Data shown ▸
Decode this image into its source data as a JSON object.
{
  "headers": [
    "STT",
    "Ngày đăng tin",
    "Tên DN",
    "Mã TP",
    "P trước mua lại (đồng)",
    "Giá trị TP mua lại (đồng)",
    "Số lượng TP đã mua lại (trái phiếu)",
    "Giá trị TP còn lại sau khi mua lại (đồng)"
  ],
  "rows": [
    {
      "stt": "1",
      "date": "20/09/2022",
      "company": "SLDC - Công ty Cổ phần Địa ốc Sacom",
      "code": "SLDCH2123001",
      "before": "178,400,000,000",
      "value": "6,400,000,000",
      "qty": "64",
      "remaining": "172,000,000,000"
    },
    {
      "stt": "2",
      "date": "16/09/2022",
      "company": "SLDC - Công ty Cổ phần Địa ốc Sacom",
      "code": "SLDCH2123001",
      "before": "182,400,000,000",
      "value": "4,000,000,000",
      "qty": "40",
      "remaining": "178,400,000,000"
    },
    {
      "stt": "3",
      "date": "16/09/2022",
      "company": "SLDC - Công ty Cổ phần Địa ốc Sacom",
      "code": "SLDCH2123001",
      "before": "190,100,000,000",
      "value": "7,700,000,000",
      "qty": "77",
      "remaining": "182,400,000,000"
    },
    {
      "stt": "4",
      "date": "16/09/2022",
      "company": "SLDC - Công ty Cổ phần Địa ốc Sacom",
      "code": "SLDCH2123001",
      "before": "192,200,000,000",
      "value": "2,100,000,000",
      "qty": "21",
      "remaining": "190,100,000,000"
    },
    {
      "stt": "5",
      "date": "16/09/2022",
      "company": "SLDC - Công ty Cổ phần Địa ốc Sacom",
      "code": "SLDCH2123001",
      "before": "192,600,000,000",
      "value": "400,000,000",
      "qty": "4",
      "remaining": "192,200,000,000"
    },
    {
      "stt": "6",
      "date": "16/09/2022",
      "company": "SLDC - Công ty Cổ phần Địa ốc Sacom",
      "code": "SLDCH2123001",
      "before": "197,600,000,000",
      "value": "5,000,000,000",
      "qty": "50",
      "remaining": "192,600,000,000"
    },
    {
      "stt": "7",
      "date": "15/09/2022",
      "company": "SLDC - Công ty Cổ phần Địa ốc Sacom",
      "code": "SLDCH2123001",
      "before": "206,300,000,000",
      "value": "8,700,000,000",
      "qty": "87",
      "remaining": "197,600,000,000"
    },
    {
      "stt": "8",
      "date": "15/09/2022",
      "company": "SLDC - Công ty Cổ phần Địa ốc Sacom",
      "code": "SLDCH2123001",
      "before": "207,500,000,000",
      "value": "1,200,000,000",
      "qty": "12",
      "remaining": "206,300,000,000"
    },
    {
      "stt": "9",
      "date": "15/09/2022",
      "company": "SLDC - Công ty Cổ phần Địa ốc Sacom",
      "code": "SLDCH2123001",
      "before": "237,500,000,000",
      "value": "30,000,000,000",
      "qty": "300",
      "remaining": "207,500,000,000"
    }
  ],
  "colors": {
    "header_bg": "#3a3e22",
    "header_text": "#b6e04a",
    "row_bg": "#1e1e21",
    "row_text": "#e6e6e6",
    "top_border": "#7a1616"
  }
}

Exercise prompt ▸ From the preceding material, extract every line exactly.

Written response ▸
Decode this image into its source data as a JSON object.
{
  "headers": [
    "STT",
    "Ngày đăng tin",
    "Tên DN",
    "Mã TP",
    "P trước mua lại (đồng)",
    "Giá trị TP mua lại (đồng)",
    "Số lượng TP đã mua lại (trái phiếu)",
    "Giá trị TP còn lại sau khi mua lại (đồng)"
  ],
  "rows": [
    {
      "stt": "1",
      "date": "20/09/2022",
      "company": "SLDC - Công ty Cổ phần Địa ốc Sacom",
      "code": "SLDCH2123001",
      "before": "178,400,000,000",
      "value": "6,400,000,000",
      "qty": "64",
      "remaining": "172,000,000,000"
    },
    {
      "stt": "2",
      "date": "16/09/2022",
      "company": "SLDC - Công ty Cổ phần Địa ốc Sacom",
      "code": "SLDCH2123001",
      "before": "182,400,000,000",
      "value": "4,000,000,000",
      "qty": "40",
      "remaining": "178,400,000,000"
    },
    {
      "stt": "3",
      "date": "16/09/2022",
      "company": "SLDC - Công ty Cổ phần Địa ốc Sacom",
      "code": "SLDCH2123001",
      "before": "190,100,000,000",
      "value": "7,700,000,000",
      "qty": "77",
      "remaining": "182,400,000,000"
    },
    {
      "stt": "4",
      "date": "16/09/2022",
      "company": "SLDC - Công ty Cổ phần Địa ốc Sacom",
      "code": "SLDCH2123001",
      "before": "192,200,000,000",
      "value": "2,100,000,000",
      "qty": "21",
      "remaining": "190,100,000,000"
    },
    {
      "stt": "5",
      "date": "16/09/2022",
      "company": "SLDC - Công ty Cổ phần Địa ốc Sacom",
      "code": "SLDCH2123001",
      "before": "192,600,000,000",
      "value": "400,000,000",
      "qty": "4",
      "remaining": "192,200,000,000"
    },
    {
      "stt": "6",
      "date": "16/09/2022",
      "company": "SLDC - Công ty Cổ phần Địa ốc Sacom",
      "code": "SLDCH2123001",
      "before": "197,600,000,000",
      "value": "5,000,000,000",
      "qty": "50",
      "remaining": "192,600,000,000"
    },
    {
      "stt": "7",
      "date": "15/09/2022",
      "company": "SLDC - Công ty Cổ phần Địa ốc Sacom",
      "code": "SLDCH2123001",
      "before": "206,300,000,000",
      "value": "8,700,000,000",
      "qty": "87",
      "remaining": "197,600,000,000"
    },
    {
      "stt": "8",
      "date": "15/09/2022",
      "company": "SLDC - Công ty Cổ phần Địa ốc Sacom",
      "code": "SLDCH2123001",
      "before": "207,500,000,000",
      "value": "1,200,000,000",
      "qty": "12",
      "remaining": "206,300,000,000"
    },
    {
      "stt": "9",
      "date": "15/09/2022",
      "company": "SLDC - Công ty Cổ phần Địa ốc Sacom",
      "code": "SLDCH2123001",
      "before": "237,500,000,000",
      "value": "30,000,000,000",
      "qty": "300",
      "remaining": "207,500,000,000"
    }
  ],
  "colors": {
    "header_bg": "#3a3e22",
    "header_text": "#b6e04a",
    "row_bg": "#1e1e21",
    "row_text": "#e6e6e6",
    "top_border": "#7a1616"
  }
}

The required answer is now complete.